*EXERCISE DESCRIPTION*: Gather the lines below that include the string "screenshot", copying each in full.

(Stored data entries)
========================================

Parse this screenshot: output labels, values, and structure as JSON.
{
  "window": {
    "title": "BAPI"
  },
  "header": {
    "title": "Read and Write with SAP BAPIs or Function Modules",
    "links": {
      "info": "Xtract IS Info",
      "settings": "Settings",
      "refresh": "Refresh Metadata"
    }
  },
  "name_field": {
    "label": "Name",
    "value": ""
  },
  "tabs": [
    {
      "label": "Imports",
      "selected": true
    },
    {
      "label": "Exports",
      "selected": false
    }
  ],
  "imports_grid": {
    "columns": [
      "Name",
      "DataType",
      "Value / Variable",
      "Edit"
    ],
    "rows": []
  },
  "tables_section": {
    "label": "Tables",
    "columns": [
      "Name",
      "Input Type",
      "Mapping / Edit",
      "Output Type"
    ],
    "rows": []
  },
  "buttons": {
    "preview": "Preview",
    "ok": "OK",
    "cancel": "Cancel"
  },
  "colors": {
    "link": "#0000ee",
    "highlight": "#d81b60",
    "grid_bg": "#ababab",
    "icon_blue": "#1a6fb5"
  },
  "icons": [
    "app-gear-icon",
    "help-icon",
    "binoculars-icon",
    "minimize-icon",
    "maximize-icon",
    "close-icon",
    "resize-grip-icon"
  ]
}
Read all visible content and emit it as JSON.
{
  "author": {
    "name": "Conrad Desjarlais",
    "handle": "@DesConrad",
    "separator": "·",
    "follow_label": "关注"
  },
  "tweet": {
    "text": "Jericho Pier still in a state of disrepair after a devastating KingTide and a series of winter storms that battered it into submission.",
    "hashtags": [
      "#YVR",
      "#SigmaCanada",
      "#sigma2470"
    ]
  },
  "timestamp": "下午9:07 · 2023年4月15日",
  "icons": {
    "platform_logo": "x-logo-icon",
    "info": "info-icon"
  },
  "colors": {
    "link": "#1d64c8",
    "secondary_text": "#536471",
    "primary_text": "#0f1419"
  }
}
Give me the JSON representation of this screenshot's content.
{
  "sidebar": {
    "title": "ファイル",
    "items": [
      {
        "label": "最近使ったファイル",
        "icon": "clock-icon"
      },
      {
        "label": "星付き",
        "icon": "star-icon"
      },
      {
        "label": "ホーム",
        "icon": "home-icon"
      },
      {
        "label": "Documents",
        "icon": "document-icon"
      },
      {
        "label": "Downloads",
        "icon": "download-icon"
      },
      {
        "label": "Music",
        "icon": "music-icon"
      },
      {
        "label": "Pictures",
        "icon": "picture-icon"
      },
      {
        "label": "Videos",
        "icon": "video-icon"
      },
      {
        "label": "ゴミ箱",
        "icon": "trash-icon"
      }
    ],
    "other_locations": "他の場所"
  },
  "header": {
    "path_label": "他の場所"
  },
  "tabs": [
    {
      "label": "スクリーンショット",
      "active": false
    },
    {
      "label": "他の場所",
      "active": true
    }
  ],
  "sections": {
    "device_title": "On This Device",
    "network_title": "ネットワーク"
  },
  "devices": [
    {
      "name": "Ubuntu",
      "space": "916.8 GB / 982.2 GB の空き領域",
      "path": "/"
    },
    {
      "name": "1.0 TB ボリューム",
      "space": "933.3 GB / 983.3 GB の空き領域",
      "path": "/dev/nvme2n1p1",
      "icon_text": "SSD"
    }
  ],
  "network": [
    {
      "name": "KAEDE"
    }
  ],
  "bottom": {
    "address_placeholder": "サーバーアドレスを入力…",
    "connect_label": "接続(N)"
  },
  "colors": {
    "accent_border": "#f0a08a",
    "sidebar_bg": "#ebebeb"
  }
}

========================================

*REPLY TO THE EXERCISE*:
Parse this screenshot: output labels, values, and structure as JSON.
Give me the JSON representation of this screenshot's content.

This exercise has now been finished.